══ The records

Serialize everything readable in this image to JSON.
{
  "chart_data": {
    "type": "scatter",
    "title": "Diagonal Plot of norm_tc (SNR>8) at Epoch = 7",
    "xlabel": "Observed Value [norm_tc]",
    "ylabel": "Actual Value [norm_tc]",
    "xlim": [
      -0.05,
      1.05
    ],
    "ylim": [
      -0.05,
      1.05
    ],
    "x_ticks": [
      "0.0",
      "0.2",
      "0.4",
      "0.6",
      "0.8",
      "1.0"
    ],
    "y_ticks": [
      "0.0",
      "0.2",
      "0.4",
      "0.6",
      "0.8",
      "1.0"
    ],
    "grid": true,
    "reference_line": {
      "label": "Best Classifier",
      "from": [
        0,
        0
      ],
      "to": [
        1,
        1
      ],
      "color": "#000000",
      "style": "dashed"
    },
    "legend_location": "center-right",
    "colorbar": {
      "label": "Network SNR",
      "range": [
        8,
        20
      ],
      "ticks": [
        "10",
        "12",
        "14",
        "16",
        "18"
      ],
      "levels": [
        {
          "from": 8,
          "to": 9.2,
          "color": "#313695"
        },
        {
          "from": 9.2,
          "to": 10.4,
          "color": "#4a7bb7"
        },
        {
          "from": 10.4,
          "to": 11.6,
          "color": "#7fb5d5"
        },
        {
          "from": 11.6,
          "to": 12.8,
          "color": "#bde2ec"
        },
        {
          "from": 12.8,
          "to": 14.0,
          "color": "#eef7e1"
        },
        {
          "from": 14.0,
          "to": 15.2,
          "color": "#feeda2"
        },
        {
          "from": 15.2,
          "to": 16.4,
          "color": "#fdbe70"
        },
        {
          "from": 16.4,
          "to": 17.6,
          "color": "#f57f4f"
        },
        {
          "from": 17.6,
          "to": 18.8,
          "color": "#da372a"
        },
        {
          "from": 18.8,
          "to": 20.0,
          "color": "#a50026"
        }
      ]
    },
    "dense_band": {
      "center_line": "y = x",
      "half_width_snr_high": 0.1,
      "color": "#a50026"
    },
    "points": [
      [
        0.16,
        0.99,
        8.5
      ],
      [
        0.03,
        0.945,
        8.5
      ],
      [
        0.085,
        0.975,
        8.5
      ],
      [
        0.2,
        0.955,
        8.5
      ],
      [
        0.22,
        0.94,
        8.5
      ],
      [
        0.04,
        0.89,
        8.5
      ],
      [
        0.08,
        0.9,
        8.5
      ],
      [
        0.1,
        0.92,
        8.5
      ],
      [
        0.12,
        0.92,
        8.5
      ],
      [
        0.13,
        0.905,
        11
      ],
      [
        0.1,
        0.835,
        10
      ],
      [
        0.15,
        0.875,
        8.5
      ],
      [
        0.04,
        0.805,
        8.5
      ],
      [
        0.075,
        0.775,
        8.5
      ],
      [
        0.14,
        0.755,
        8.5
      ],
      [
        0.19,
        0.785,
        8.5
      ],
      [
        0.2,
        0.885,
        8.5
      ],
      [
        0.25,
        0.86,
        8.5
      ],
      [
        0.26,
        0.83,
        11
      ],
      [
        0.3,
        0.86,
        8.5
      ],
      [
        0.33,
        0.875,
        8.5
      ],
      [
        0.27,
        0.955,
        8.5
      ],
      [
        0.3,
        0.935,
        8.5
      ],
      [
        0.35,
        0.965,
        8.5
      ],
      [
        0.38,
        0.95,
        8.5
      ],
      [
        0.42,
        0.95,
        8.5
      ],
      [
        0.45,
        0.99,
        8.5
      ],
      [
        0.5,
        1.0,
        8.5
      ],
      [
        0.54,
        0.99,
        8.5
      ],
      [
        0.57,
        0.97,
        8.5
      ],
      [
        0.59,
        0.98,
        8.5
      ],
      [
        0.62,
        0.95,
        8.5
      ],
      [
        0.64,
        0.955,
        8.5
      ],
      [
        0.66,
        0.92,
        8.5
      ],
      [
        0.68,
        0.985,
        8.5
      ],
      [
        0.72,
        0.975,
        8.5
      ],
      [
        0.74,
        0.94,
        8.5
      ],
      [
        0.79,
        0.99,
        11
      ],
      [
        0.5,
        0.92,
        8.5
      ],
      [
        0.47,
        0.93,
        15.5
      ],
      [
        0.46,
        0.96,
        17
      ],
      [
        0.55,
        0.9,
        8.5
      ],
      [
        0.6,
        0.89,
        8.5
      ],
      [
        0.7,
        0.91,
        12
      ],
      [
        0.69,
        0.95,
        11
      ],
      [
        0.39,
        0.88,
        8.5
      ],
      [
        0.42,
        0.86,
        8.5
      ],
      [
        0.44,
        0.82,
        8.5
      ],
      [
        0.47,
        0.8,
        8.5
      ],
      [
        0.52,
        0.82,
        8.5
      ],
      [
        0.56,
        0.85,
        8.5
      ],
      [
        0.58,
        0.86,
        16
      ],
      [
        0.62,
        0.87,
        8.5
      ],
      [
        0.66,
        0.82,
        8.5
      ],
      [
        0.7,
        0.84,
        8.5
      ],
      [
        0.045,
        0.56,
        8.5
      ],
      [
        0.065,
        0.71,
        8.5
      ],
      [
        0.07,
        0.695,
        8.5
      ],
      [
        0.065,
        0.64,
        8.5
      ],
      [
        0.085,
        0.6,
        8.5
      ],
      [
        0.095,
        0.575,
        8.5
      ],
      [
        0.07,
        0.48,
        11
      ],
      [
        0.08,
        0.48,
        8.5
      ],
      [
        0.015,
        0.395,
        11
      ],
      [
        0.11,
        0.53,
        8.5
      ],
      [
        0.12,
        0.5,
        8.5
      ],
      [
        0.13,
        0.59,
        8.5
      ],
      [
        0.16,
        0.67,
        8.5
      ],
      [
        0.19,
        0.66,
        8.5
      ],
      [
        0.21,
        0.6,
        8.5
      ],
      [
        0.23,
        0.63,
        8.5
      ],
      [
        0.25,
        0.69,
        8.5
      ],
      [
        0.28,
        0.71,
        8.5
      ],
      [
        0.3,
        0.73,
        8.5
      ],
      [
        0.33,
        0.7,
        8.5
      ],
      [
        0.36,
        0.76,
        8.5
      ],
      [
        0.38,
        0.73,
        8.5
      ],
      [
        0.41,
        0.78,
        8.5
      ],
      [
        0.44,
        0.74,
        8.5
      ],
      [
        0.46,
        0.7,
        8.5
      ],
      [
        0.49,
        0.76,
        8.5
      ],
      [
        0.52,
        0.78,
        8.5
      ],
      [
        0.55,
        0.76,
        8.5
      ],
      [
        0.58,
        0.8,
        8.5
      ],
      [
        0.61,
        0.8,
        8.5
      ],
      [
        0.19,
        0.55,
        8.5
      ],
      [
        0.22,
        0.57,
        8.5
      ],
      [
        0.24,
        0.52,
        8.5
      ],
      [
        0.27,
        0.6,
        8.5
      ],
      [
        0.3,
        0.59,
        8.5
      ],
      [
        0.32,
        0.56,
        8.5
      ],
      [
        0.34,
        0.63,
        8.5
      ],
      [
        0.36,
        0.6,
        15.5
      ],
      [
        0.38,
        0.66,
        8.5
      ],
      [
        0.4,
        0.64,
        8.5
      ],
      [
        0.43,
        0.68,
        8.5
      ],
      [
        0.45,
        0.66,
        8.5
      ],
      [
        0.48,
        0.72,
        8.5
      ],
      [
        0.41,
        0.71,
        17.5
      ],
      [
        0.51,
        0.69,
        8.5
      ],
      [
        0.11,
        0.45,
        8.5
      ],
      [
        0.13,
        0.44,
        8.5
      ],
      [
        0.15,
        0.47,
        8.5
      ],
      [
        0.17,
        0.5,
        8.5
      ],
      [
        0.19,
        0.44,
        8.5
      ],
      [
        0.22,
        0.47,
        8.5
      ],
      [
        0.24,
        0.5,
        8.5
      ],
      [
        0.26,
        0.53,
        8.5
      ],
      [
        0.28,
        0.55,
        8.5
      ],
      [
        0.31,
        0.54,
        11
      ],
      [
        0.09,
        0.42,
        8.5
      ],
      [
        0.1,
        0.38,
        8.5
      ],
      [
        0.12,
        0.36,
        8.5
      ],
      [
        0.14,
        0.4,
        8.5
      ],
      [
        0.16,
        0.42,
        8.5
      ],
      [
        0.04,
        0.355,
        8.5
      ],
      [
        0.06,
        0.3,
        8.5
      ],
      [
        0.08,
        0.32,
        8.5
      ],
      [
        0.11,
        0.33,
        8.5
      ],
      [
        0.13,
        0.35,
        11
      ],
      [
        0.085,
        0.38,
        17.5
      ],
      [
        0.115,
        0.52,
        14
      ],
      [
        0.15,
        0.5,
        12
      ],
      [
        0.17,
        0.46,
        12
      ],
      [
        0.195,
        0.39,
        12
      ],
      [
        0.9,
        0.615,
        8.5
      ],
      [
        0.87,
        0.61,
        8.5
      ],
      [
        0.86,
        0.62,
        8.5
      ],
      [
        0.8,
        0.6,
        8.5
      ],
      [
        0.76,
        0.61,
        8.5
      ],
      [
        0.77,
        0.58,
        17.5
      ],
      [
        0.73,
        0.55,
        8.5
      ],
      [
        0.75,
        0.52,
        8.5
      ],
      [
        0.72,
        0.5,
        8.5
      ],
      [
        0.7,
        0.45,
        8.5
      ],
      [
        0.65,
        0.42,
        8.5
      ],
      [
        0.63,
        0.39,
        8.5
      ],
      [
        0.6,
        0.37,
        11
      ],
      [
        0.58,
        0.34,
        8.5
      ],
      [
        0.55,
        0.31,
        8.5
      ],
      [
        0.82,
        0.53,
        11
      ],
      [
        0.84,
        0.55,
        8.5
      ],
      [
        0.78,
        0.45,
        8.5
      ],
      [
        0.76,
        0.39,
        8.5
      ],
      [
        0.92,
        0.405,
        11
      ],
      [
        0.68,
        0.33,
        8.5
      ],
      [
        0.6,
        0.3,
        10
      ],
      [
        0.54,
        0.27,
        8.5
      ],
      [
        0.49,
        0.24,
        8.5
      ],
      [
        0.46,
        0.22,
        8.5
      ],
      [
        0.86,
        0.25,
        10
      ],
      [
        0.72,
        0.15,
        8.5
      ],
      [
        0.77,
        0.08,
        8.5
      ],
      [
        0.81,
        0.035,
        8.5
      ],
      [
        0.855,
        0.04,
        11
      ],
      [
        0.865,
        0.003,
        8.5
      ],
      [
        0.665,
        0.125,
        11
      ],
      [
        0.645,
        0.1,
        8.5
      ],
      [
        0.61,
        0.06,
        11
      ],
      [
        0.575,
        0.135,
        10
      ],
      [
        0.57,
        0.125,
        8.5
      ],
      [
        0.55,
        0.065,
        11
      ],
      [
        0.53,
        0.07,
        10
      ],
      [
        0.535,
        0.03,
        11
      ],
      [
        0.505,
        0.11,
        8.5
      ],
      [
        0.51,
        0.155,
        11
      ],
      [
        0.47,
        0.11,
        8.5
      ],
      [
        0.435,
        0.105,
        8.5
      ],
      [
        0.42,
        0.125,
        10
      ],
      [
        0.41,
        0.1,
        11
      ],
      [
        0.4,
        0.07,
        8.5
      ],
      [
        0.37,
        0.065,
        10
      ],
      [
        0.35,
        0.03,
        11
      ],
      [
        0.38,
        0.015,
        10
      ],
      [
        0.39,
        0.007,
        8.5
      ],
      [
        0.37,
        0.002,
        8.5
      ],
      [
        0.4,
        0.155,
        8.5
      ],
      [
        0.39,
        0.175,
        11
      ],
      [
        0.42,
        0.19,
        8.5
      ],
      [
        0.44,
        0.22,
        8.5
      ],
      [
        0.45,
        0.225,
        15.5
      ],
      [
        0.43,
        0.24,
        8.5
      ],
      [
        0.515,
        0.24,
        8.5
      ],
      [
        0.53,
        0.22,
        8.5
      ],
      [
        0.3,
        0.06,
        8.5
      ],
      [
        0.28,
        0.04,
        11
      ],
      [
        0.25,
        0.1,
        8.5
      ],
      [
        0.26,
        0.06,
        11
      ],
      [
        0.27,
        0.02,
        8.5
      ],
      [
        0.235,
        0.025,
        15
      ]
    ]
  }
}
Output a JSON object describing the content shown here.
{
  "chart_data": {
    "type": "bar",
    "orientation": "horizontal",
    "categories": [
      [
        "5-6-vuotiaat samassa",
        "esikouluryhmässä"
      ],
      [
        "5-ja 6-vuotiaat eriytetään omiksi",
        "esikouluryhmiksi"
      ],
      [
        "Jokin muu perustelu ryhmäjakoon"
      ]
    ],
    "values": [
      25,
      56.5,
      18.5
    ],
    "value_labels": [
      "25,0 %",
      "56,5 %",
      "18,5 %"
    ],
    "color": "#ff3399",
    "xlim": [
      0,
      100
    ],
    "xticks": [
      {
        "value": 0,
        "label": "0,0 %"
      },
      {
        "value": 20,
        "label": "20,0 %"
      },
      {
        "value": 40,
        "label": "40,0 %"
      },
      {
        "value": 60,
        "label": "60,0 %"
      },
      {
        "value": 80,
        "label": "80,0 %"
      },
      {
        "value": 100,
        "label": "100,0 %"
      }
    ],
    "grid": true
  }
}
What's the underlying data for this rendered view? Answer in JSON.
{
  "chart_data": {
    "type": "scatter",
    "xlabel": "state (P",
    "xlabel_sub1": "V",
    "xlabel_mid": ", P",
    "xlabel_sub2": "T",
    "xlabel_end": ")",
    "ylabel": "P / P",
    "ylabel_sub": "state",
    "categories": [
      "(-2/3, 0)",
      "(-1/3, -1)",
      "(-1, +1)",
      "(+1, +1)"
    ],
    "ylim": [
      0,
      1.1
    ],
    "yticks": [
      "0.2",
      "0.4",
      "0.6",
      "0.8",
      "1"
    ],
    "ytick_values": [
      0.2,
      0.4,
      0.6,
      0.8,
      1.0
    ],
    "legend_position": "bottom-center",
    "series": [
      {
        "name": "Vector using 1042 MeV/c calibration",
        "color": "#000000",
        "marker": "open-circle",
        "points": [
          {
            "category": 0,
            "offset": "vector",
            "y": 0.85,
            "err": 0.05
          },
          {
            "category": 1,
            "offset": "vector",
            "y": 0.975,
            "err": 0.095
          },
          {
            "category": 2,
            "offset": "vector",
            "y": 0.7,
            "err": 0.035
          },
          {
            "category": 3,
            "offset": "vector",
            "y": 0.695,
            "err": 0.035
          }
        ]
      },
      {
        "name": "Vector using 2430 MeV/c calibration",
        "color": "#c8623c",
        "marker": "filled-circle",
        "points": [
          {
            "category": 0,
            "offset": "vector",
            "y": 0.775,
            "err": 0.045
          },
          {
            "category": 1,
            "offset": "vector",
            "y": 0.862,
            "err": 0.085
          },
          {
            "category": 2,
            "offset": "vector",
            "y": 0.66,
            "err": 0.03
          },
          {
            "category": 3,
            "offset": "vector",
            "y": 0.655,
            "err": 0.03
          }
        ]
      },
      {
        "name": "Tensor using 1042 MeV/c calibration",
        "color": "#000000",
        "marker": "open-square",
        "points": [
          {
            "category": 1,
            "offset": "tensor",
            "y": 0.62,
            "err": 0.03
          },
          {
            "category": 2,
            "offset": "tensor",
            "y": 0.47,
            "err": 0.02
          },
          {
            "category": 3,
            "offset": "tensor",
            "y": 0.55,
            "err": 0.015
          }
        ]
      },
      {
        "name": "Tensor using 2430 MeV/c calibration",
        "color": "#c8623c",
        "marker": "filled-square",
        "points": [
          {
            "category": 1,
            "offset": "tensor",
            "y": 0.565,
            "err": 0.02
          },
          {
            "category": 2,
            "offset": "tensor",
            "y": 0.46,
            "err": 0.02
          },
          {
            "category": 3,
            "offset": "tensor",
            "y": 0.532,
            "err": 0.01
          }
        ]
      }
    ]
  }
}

════

▶ _Set task_
In the material above, show every line where the word "calibration" turns up.

▶ _Task result_
        "name": "Vector using 1042 MeV/c calibration",
        "name": "Vector using 2430 MeV/c calibration",
        "name": "Tensor using 1042 MeV/c calibration",
        "name": "Tensor using 2430 MeV/c calibration",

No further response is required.